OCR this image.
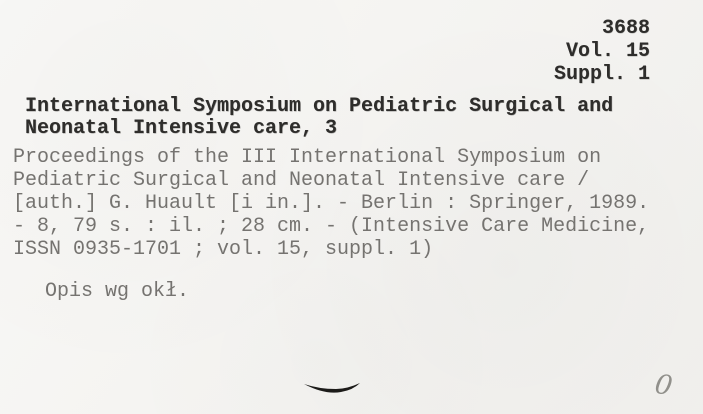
3688
Vol. 15
Suppl. 1
International Symposium on Pediatric Surgical and
Neonatal Intensive care, 3
Proceedings of the III International Symposium on
Pediatric Surgical and Neonatal Intensive care /
[auth.] G. Huault [i in.]. - Berlin : Springer, 1989.
- 8, 79 s. : il. ; 28 cm. - (Intensive Care Medicine,
ISSN 0935-1701 ; vol. 15, suppl. 1)
Opis wg okł.
0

AIM OF THE EXERCISE
Retype each entry precisely. Skip images entirely.

COMPLETED TASK
OCR this image.
3688
Vol. 15
Suppl. 1
International Symposium on Pediatric Surgical and
Neonatal Intensive care, 3
Proceedings of the III International Symposium on
Pediatric Surgical and Neonatal Intensive care /
[auth.] G. Huault [i in.]. - Berlin : Springer, 1989.
- 8, 79 s. : il. ; 28 cm. - (Intensive Care Medicine,
ISSN 0935-1701 ; vol. 15, suppl. 1)
Opis wg okł.
0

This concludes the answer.